• PROMPT: Copy each line below in which the string "CNAME" occurs.
+++
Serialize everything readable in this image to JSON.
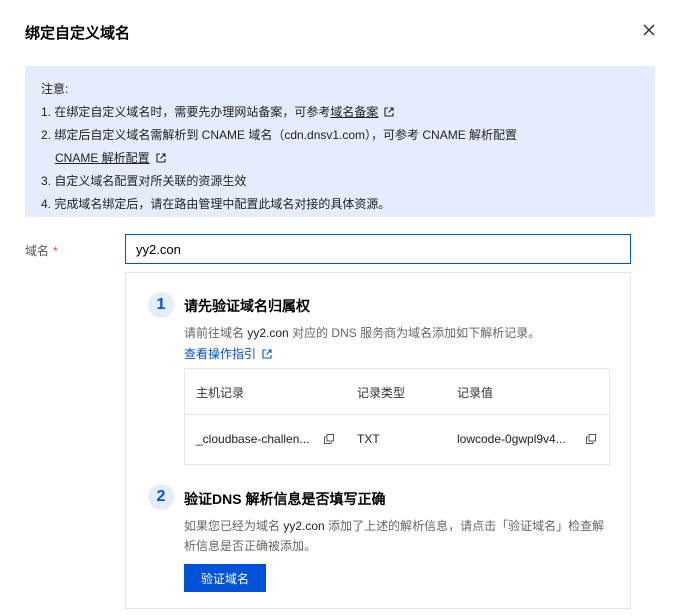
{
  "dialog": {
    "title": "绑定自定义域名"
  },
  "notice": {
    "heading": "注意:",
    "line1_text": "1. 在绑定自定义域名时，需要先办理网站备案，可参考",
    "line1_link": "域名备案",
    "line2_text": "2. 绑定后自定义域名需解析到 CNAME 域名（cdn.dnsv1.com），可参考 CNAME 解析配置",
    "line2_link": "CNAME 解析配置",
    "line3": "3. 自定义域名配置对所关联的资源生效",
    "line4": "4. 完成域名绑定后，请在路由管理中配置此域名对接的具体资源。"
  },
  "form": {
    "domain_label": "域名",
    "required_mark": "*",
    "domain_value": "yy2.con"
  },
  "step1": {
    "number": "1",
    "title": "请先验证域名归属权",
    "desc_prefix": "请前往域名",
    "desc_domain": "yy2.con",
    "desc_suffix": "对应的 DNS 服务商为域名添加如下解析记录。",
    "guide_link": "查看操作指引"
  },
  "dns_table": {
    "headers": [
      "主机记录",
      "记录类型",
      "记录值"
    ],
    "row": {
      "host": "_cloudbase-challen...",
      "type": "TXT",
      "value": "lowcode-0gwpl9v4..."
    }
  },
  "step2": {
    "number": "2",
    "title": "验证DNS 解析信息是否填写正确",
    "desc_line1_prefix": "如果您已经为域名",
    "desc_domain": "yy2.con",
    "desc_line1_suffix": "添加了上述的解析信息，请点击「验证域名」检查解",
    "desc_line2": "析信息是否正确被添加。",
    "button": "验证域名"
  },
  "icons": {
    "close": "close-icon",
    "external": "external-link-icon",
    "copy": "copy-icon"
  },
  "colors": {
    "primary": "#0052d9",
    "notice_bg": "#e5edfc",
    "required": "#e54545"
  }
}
+++
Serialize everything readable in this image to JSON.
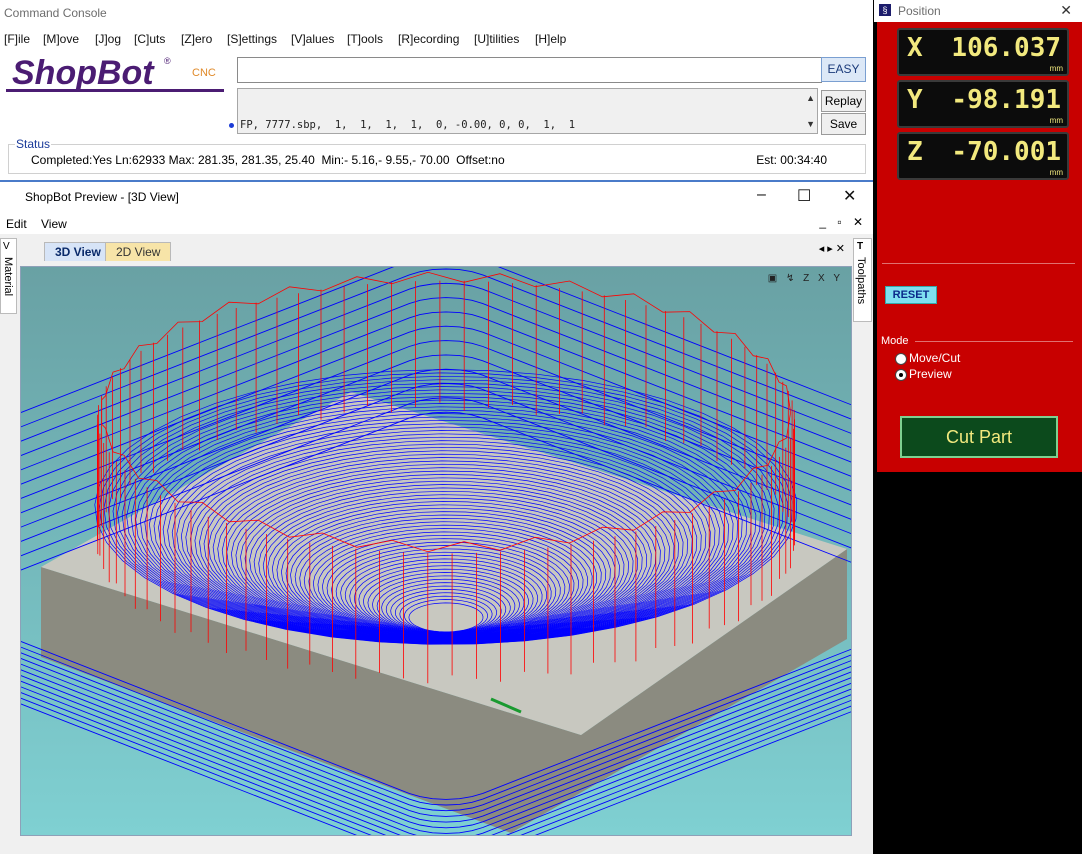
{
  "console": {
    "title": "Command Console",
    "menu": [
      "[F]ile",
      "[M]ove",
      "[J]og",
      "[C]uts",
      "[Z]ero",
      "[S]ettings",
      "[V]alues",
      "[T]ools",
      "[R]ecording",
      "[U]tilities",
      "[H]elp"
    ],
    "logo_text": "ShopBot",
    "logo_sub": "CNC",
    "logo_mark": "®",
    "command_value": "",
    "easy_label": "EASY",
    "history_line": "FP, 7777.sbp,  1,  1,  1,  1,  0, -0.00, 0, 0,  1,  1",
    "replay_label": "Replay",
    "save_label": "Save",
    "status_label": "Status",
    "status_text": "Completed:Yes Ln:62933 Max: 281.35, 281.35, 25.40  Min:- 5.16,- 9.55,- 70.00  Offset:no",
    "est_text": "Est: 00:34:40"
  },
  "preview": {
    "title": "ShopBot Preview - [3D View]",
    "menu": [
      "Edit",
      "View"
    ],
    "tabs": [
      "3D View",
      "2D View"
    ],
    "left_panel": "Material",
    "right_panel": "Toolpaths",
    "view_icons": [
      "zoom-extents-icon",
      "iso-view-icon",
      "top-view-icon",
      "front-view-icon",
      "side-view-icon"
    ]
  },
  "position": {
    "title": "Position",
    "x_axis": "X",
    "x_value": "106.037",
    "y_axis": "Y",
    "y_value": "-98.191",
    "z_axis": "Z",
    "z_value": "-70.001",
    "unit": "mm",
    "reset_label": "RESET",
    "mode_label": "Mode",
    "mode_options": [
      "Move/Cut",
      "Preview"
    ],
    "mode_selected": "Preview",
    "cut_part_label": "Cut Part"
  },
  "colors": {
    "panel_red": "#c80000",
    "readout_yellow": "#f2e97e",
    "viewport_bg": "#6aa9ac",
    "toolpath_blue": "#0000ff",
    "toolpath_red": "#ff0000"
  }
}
+++
• EXERCISE OUTPUT:
    "line2_text": "2. 绑定后自定义域名需解析到 CNAME 域名（cdn.dnsv1.com），可参考 CNAME 解析配置",
    "line2_link": "CNAME 解析配置",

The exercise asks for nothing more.